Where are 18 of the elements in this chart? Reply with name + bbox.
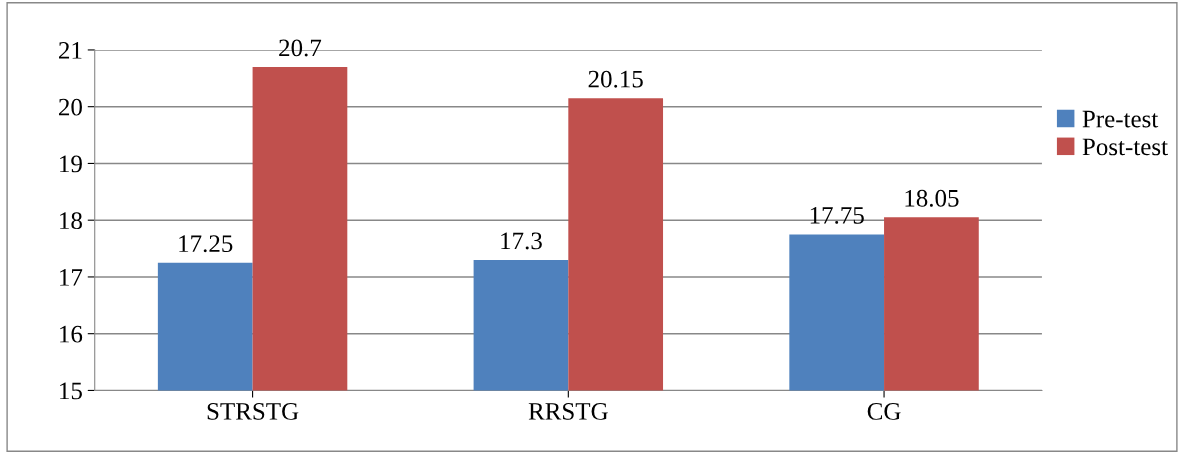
data-label: 18.05 [905,189,959,207]
x-tick-label: RRSTG [528,403,608,420]
data-label: 17.75 [810,206,864,224]
legend-label: Pre-test [1082,110,1159,128]
data-label: 20.15 [588,70,643,88]
y-tick-label: 21 [59,42,82,59]
y-tick-label: 19 [60,155,82,173]
x-tick-label: STRSTG [207,403,299,420]
data-label: 20.7 [279,39,322,57]
data-label: 17.25 [179,235,233,253]
y-tick-label: 16 [60,325,83,343]
data-label: 17.3 [501,232,542,250]
y-tick-label: 20 [59,98,82,116]
y-tick-label: 15 [60,382,82,400]
legend-label: Post-test [1082,138,1168,156]
y-tick-label: 17 [60,269,83,286]
x-tick-label: CG [867,403,901,420]
y-tick-label: 18 [60,212,82,230]
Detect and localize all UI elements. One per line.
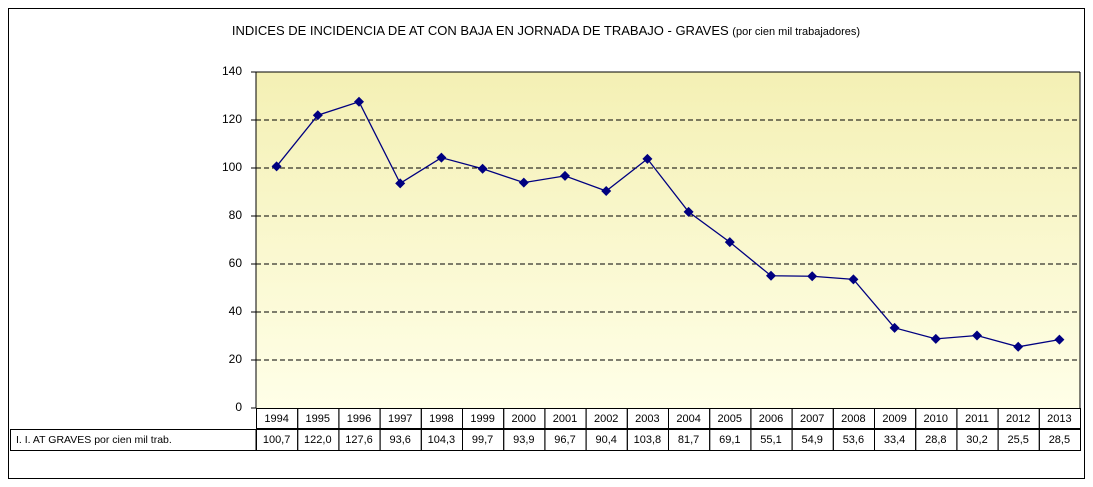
plot-area (256, 72, 1080, 408)
x-tick-label: 1994 (264, 413, 288, 425)
marker (889, 322, 900, 333)
marker (724, 237, 735, 248)
data-label: 93,9 (513, 434, 534, 446)
marker (271, 161, 282, 172)
data-label: 33,4 (884, 434, 905, 446)
data-label: 96,7 (554, 434, 575, 446)
x-tick-label: 2011 (965, 413, 989, 425)
data-label: 28,5 (1049, 434, 1070, 446)
subtitle: (por cien mil trabajadores) (732, 26, 860, 38)
marker (395, 178, 406, 189)
data-label: 104,3 (428, 434, 456, 446)
x-tick-label: 2002 (594, 413, 618, 425)
x-tick-label: 2008 (841, 413, 865, 425)
title: INDICES DE INCIDENCIA DE AT CON BAJA EN … (232, 23, 729, 38)
marker (1013, 341, 1024, 352)
table-label-cell (10, 429, 257, 451)
x-tick-label: 2007 (800, 413, 824, 425)
data-label: 25,5 (1007, 434, 1028, 446)
x-tick-label: 2009 (882, 413, 906, 425)
marker (930, 333, 941, 344)
line (276, 100, 1060, 348)
marker (642, 153, 653, 164)
x-tick-label: 2012 (1006, 413, 1030, 425)
y-tick-label: 100 (222, 160, 242, 174)
data-label: 100,7 (263, 434, 291, 446)
x-tick-label: 2005 (718, 413, 742, 425)
data-label: 122,0 (304, 434, 332, 446)
marker (354, 96, 364, 107)
data-label: 99,7 (472, 434, 493, 446)
y-tick-label: 0 (235, 400, 242, 414)
x-tick-label: 2013 (1047, 413, 1071, 425)
marker (518, 177, 529, 188)
data-label: 53,6 (843, 434, 864, 446)
x-tick-label: 2001 (553, 413, 577, 425)
y-tick-label: 60 (229, 256, 243, 270)
x-tick-label: 2004 (676, 413, 700, 425)
x-tick-label: 2010 (924, 413, 948, 425)
series-label: I. I. AT GRAVES por cien mil trab. (16, 434, 172, 446)
marker (848, 274, 859, 285)
data-label: 55,1 (760, 434, 781, 446)
x-tick-label: 2003 (635, 413, 659, 425)
marker (683, 206, 694, 217)
table-cell (1038, 429, 1082, 451)
y-tick-label: 80 (229, 208, 243, 222)
marker (477, 163, 488, 174)
marker (601, 186, 612, 197)
data-label: 103,8 (634, 434, 662, 446)
table-cell (1038, 408, 1082, 429)
x-tick-label: 1995 (306, 413, 330, 425)
x-tick-label: 1998 (429, 413, 453, 425)
data-label: 30,2 (966, 434, 987, 446)
marker (560, 170, 570, 181)
marker (807, 271, 818, 282)
data-label: 69,1 (719, 434, 740, 446)
x-tick-label: 2006 (759, 413, 783, 425)
marker (972, 330, 982, 341)
x-tick-label: 1999 (470, 413, 494, 425)
data-label: 93,6 (389, 434, 410, 446)
data-label: 127,6 (345, 434, 373, 446)
data-label: 28,8 (925, 434, 946, 446)
marker (1054, 334, 1065, 345)
data-label: 54,9 (801, 434, 822, 446)
data-label: 81,7 (678, 434, 699, 446)
marker (312, 110, 323, 121)
x-tick-label: 1997 (388, 413, 412, 425)
marker (436, 152, 447, 163)
chart-title: INDICES DE INCIDENCIA DE AT CON BAJA EN … (232, 23, 860, 38)
data-label: 90,4 (595, 434, 616, 446)
x-tick-label: 1996 (347, 413, 371, 425)
x-tick-label: 2000 (512, 413, 536, 425)
y-tick-label: 140 (222, 64, 242, 78)
marker (766, 270, 776, 281)
y-tick-label: 40 (229, 304, 243, 318)
y-tick-label: 20 (229, 352, 243, 366)
y-tick-label: 120 (222, 112, 242, 126)
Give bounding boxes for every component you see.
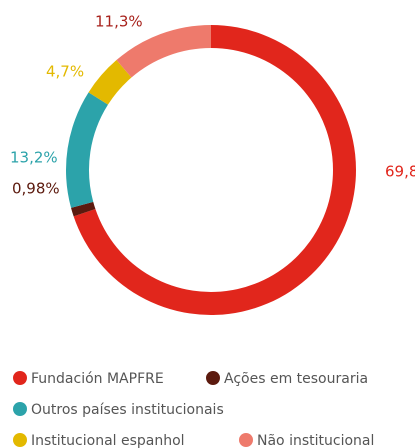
data-label: 11,3% [95,13,143,31]
donut-segment [116,24,211,78]
legend-label: Fundación MAPFRE [31,371,164,387]
data-label: 0,98% [12,180,60,198]
legend-swatch [239,433,253,447]
legend-swatch [206,371,220,385]
data-label: 69,8% [385,163,415,181]
data-label: 13,2% [10,149,58,167]
legend-label: Não institucional [257,433,374,448]
legend-swatch [13,402,27,416]
donut-segment [66,92,108,208]
legend-label: Ações em tesouraria [224,371,368,387]
donut-segment [71,201,96,217]
legend-label: Outros países institucionais [31,402,224,418]
legend-swatch [13,371,27,385]
legend-label: Institucional espanhol [31,433,185,448]
donut-segment [88,60,132,105]
data-label: 4,7% [46,63,84,81]
legend-swatch [13,433,27,447]
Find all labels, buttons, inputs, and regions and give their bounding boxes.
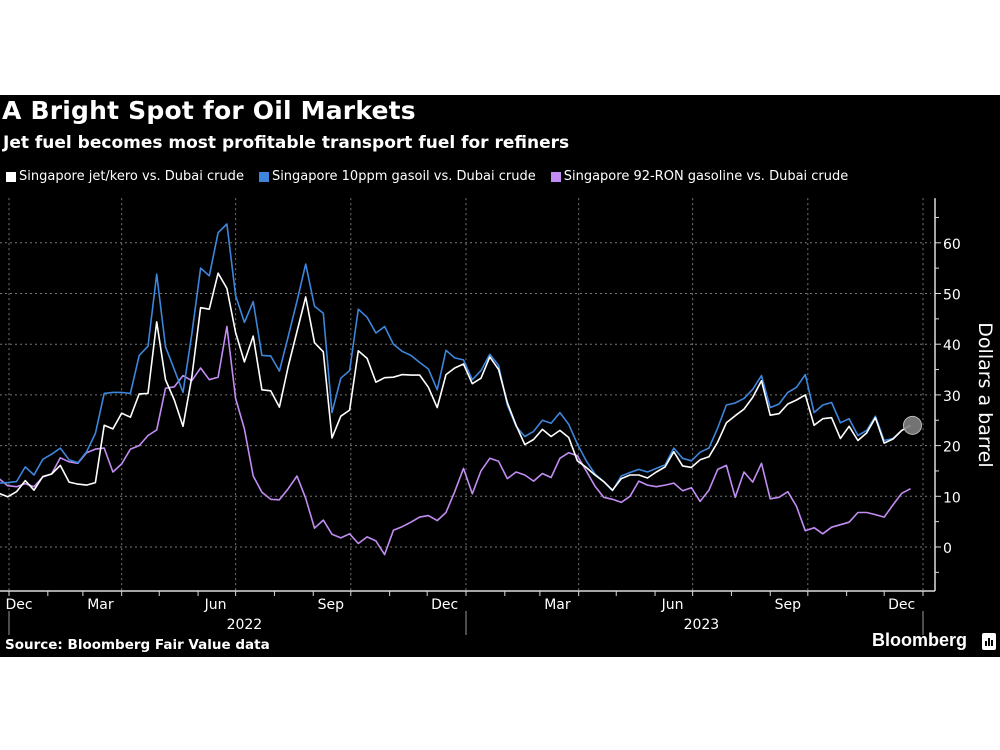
legend-item-gasoline: Singapore 92-RON gasoline vs. Dubai crud… [550, 169, 849, 184]
year-label: 2022 [227, 617, 263, 633]
legend: Singapore jet/kero vs. Dubai crude Singa… [6, 169, 848, 184]
x-tick-label: Dec [5, 597, 32, 613]
chart-subtitle: Jet fuel becomes most profitable transpo… [3, 133, 570, 153]
legend-swatch-gasoil [258, 171, 269, 182]
legend-label-gasoil: Singapore 10ppm gasoil vs. Dubai crude [271, 169, 536, 184]
y-tick-label: 60 [943, 237, 961, 253]
x-tick-label: Dec [888, 597, 915, 613]
series-line-gasoil-group [0, 223, 911, 492]
legend-label-gasoline: Singapore 92-RON gasoline vs. Dubai crud… [563, 169, 849, 184]
bloomberg-logo: Bloomberg [872, 630, 968, 650]
legend-swatch-jet-kero [6, 171, 16, 182]
y-tick-label: 50 [943, 288, 961, 304]
y-tick-label: 0 [943, 541, 952, 557]
x-tick-label: Sep [318, 597, 345, 613]
legend-label-jet-kero: Singapore jet/kero vs. Dubai crude [19, 169, 244, 184]
y-tick-label: 10 [943, 490, 961, 506]
x-tick-label: Mar [544, 597, 571, 613]
series-line-gasoil [0, 223, 911, 492]
series-line-gasoline-group [0, 325, 911, 556]
x-tick-label: Jun [661, 597, 684, 613]
source-note: Source: Bloomberg Fair Value data [5, 637, 270, 653]
series-line-jet-kero [0, 272, 911, 498]
x-tick-label: Mar [87, 597, 114, 613]
y-axis-title: Dollars a barrel [974, 322, 996, 468]
legend-swatch-gasoline [550, 171, 561, 182]
bloomberg-chart-icon [982, 633, 996, 650]
legend-item-gasoil: Singapore 10ppm gasoil vs. Dubai crude [258, 169, 536, 184]
y-tick-label: 20 [943, 440, 961, 456]
x-tick-label: Dec [431, 597, 458, 613]
x-tick-label: Jun [204, 597, 227, 613]
y-tick-label: 30 [943, 389, 961, 405]
x-tick-label: Sep [775, 597, 802, 613]
legend-item-jet-kero: Singapore jet/kero vs. Dubai crude [6, 169, 244, 184]
last-value-marker [902, 415, 922, 435]
year-label: 2023 [684, 617, 720, 633]
chart-title: A Bright Spot for Oil Markets [2, 96, 416, 125]
series-line-gasoline [0, 325, 911, 556]
series-line-jet-kero-group [0, 272, 911, 498]
y-tick-label: 40 [943, 338, 961, 354]
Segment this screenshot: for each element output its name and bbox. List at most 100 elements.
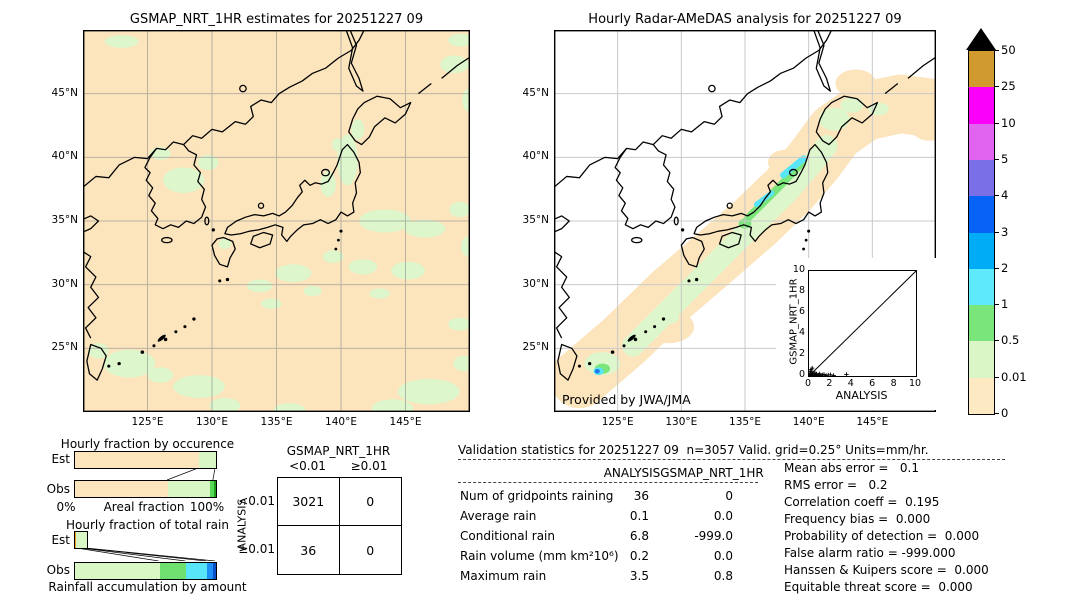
precip-region xyxy=(273,403,305,412)
contingency-cell-01: 0 xyxy=(339,478,401,526)
precip-region xyxy=(840,97,864,113)
separator-line-columns xyxy=(458,482,758,483)
totalrain-est-bar xyxy=(74,531,88,549)
colorbar-tick xyxy=(995,122,999,124)
colorbar-tick xyxy=(995,231,999,233)
colorbar-label: 3 xyxy=(1001,224,1009,239)
precip-region xyxy=(440,55,469,74)
precip-region xyxy=(104,35,139,48)
totalrain-obs-bar xyxy=(74,562,217,580)
precip-region xyxy=(369,288,391,299)
bar-segment xyxy=(75,532,77,548)
contingency-cell-11: 0 xyxy=(366,542,375,558)
scatter-y-tick: 10 xyxy=(792,264,805,275)
colorbar-tick xyxy=(995,50,999,51)
precip-region xyxy=(658,311,679,325)
right-map-x-tick: 145°E xyxy=(856,416,889,428)
left-map-title: GSMAP_NRT_1HR estimates for 20251227 09 xyxy=(129,12,424,27)
contingency-row-label-1: ≥0.01 xyxy=(238,542,275,556)
precip-region xyxy=(209,397,241,412)
colorbar-segment xyxy=(969,232,994,270)
bar-segment xyxy=(206,563,214,579)
validation-row-label: Num of gridpoints raining xyxy=(460,489,614,503)
right-map-x-tick: 130°E xyxy=(665,416,698,428)
occurrence-x-label: Areal fraction xyxy=(103,500,185,514)
precip-region xyxy=(909,107,936,141)
score-line: Equitable threat score = 0.000 xyxy=(784,580,973,594)
colorbar-label: 25 xyxy=(1001,79,1016,94)
contingency-col-label-1: ≥0.01 xyxy=(350,459,388,473)
scatter-y-tick: 0 xyxy=(798,369,805,380)
left-map xyxy=(83,30,470,412)
precip-region xyxy=(868,102,889,116)
colorbar-tick xyxy=(995,340,999,342)
left-map-gridlines xyxy=(83,30,470,412)
connector-line xyxy=(166,468,199,480)
colorbar-segment xyxy=(969,268,994,306)
occurrence-obs-label: Obs xyxy=(46,482,70,496)
bar-segment xyxy=(75,452,200,468)
colorbar-label: 0.01 xyxy=(1001,369,1027,384)
validation-row-label: Conditional rain xyxy=(460,529,555,543)
map-credit: Provided by JWA/JMA xyxy=(562,392,691,407)
validation-gsmap-value: 0 xyxy=(725,489,733,503)
precip-region xyxy=(103,349,156,378)
colorbar-tick xyxy=(995,267,999,269)
precip-region xyxy=(322,250,344,264)
precip-region xyxy=(462,88,470,112)
bar-segment xyxy=(186,563,207,579)
left-map-x-tick: 145°E xyxy=(389,416,422,428)
score-line: Hanssen & Kuipers score = 0.000 xyxy=(784,563,989,577)
validation-gsmap-value: 0.8 xyxy=(713,569,733,583)
colorbar-overflow-triangle xyxy=(966,28,996,50)
precip-region xyxy=(835,69,877,98)
separator-line-top xyxy=(458,459,1005,460)
precip-region xyxy=(780,155,807,179)
contingency-cell-10: 36 xyxy=(278,526,340,574)
precip-region xyxy=(320,171,336,197)
scatter-y-tick: 4 xyxy=(798,327,805,338)
occurrence-est-bar xyxy=(74,451,217,469)
scatter-x-label: ANALYSIS xyxy=(835,389,888,402)
bar-segment xyxy=(168,481,210,497)
precip-region xyxy=(303,285,322,297)
occurrence-obs-bar xyxy=(74,480,217,498)
right-map-frame xyxy=(554,30,936,412)
validation-gsmap-value: -999.0 xyxy=(694,529,733,543)
connector-line xyxy=(76,548,159,561)
precip-region xyxy=(404,219,446,238)
occurrence-x-max: 100% xyxy=(189,500,225,514)
left-map-y-tick: 45°N xyxy=(51,86,78,99)
colorbar-tick xyxy=(995,195,999,197)
right-map-title: Hourly Radar-AMeDAS analysis for 2025122… xyxy=(588,12,902,27)
scatter-inset: GSMAP_NRT_1HR ANALYSIS 0 2 4 6 8 10 0 2 4 6 8 10 xyxy=(776,258,936,410)
colorbar-tick xyxy=(995,158,999,160)
bar-segment xyxy=(213,563,216,579)
precip-region xyxy=(147,367,174,383)
right-map-x-tick: 140°E xyxy=(792,416,825,428)
contingency-row-label-0: <0.01 xyxy=(238,494,275,508)
precip-region xyxy=(594,368,600,374)
colorbar-label: 5 xyxy=(1001,151,1009,166)
right-map-gridlines xyxy=(554,30,936,412)
validation-row-label: Average rain xyxy=(460,509,537,523)
precip-region xyxy=(275,264,312,283)
precip-region xyxy=(162,167,205,193)
left-map-x-tick: 135°E xyxy=(260,416,293,428)
totalrain-connectors xyxy=(76,548,215,561)
left-map-y-tick: 40°N xyxy=(51,150,78,163)
scatter-x-tick: 8 xyxy=(890,378,897,389)
colorbar-segment xyxy=(969,305,994,342)
totalrain-est-label: Est xyxy=(51,533,70,547)
right-map-y-tick: 40°N xyxy=(522,150,549,163)
left-map-y-tick: 30°N xyxy=(51,277,78,290)
scatter-y-tick: 8 xyxy=(798,285,805,296)
precip-region xyxy=(261,298,282,309)
precip-region xyxy=(391,261,425,280)
colorbar-label: 0.5 xyxy=(1001,333,1020,348)
bar-segment xyxy=(159,563,187,579)
score-line: Mean abs error = 0.1 xyxy=(784,461,919,475)
occurrence-connectors xyxy=(166,468,215,480)
left-map-frame xyxy=(83,30,470,412)
validation-analysis-value: 6.8 xyxy=(629,529,649,543)
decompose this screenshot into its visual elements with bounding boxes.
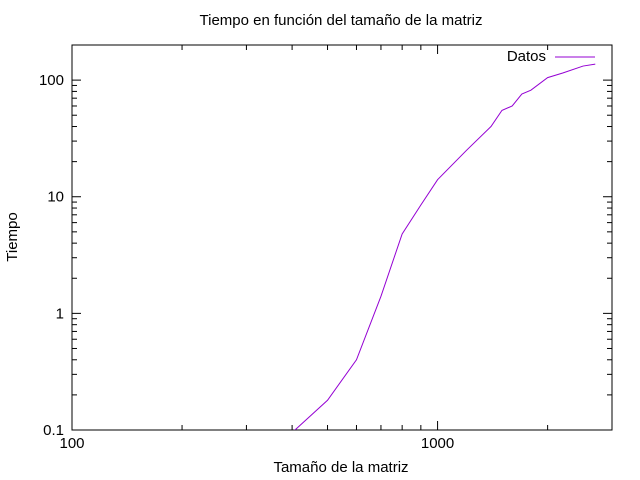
- y-tick-label: 10: [47, 189, 64, 206]
- y-axis-label: Tiempo: [4, 212, 21, 261]
- chart-title: Tiempo en función del tamaño de la matri…: [200, 12, 483, 29]
- series-layer: [294, 63, 596, 430]
- x-tick-label: 100: [59, 435, 84, 452]
- axis-ticks: [71, 44, 613, 431]
- y-tick-label: 100: [39, 72, 64, 89]
- y-tick-label: 0.1: [43, 422, 64, 439]
- x-tick-label: 1000: [421, 435, 454, 452]
- series-line-0: [294, 63, 596, 430]
- tick-labels: 100 1000 0.1 1 10 100: [39, 72, 454, 452]
- x-axis-label: Tamaño de la matriz: [273, 459, 408, 476]
- y-tick-label: 1: [56, 305, 64, 322]
- legend: Datos: [507, 48, 595, 65]
- legend-label: Datos: [507, 48, 546, 65]
- plot-area: [71, 44, 613, 431]
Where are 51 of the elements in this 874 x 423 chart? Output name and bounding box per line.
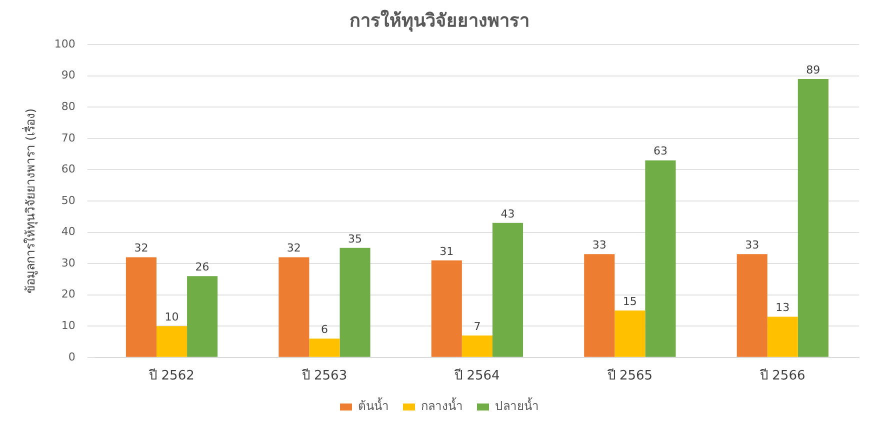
x-tick-label: ปี 2565	[606, 368, 653, 384]
bar	[278, 257, 310, 357]
data-label: 10	[164, 310, 179, 324]
bar	[798, 79, 828, 357]
y-tick-label: 20	[61, 288, 76, 301]
bar	[187, 276, 218, 357]
y-tick-label: 90	[61, 68, 76, 82]
y-tick-label: 80	[61, 100, 76, 114]
data-label: 63	[653, 144, 668, 158]
bar	[645, 160, 676, 357]
data-label: 31	[440, 244, 454, 258]
data-label: 35	[348, 232, 362, 246]
y-tick-label: 10	[61, 318, 76, 332]
data-label: 33	[592, 238, 606, 252]
data-label: 32	[134, 242, 148, 255]
x-tick-label: ปี 2564	[454, 368, 500, 384]
bar	[736, 254, 768, 357]
data-label: 43	[500, 207, 515, 220]
data-label: 26	[195, 260, 210, 274]
x-tick-label: ปี 2566	[759, 368, 806, 384]
data-label: 13	[776, 301, 790, 314]
chart-title: การให้ทุนวิจัยยางพารา	[350, 9, 530, 32]
data-label: 6	[320, 322, 328, 336]
y-tick-label: 70	[61, 131, 76, 144]
legend-label: ต้นน้ำ	[358, 397, 389, 414]
bar	[584, 254, 615, 357]
data-label: 7	[474, 320, 481, 333]
data-label: 33	[745, 238, 760, 252]
bar	[309, 338, 340, 357]
legend-label: กลางน้ำ	[421, 397, 463, 414]
bar	[126, 257, 156, 357]
bar	[492, 222, 524, 357]
bar	[767, 316, 798, 357]
y-tick-label: 60	[61, 162, 76, 176]
bar	[614, 310, 646, 357]
bar	[462, 336, 492, 357]
data-label: 89	[806, 63, 820, 76]
x-tick-label: ปี 2562	[148, 368, 194, 384]
data-label: 15	[622, 294, 637, 308]
legend-label: ปลายน้ำ	[495, 397, 539, 414]
y-tick-label: 30	[61, 256, 76, 270]
bar	[156, 326, 188, 357]
bar	[431, 260, 462, 357]
y-tick-label: 100	[54, 37, 76, 50]
y-tick-label: 50	[61, 194, 76, 207]
y-tick-label: 0	[68, 350, 76, 364]
data-label: 32	[286, 242, 301, 255]
x-tick-label: ปี 2563	[300, 368, 348, 384]
bar	[340, 248, 370, 357]
y-tick-label: 40	[61, 225, 76, 238]
y-axis-title: ข้อมูลการให้ทุนวิจัยยางพารา (เรื่อง)	[21, 108, 38, 294]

---------------

• Task to carry out
Output the material from its first line through the line containing "Detect and localize", both included, as a Markdown table with columns "Row" and "Entry". Omit blank lines and the pictures.

• Answer to this task
| Row | Entry |
|---|---|
| 1 | Where are 18 of the elements in this chart? Reply with name + bbox. |
| 2 | data-label: 18.05 [905,189,959,207] |
| 3 | x-tick-label: RRSTG [528,403,608,420] |
| 4 | data-label: 17.75 [810,206,864,224] |
| 5 | legend-label: Pre-test [1082,110,1159,128] |
| 6 | data-label: 20.15 [588,70,643,88] |
| 7 | y-tick-label: 21 [59,42,82,59] |
| 8 | y-tick-label: 19 [60,155,82,173] |
| 9 | x-tick-label: STRSTG [207,403,299,420] |
| 10 | data-label: 20.7 [279,39,322,57] |
| 11 | data-label: 17.25 [179,235,233,253] |
| 12 | y-tick-label: 16 [60,325,83,343] |
| 13 | data-label: 17.3 [501,232,542,250] |
| 14 | y-tick-label: 20 [59,98,82,116] |
| 15 | y-tick-label: 15 [60,382,82,400] |
| 16 | legend-label: Post-test [1082,138,1168,156] |
| 17 | y-tick-label: 17 [60,269,83,286] |
| 18 | x-tick-label: CG [867,403,901,420] |
| 19 | y-tick-label: 18 [60,212,82,230] |
| 20 | Detect and localize all UI elements. One per line. |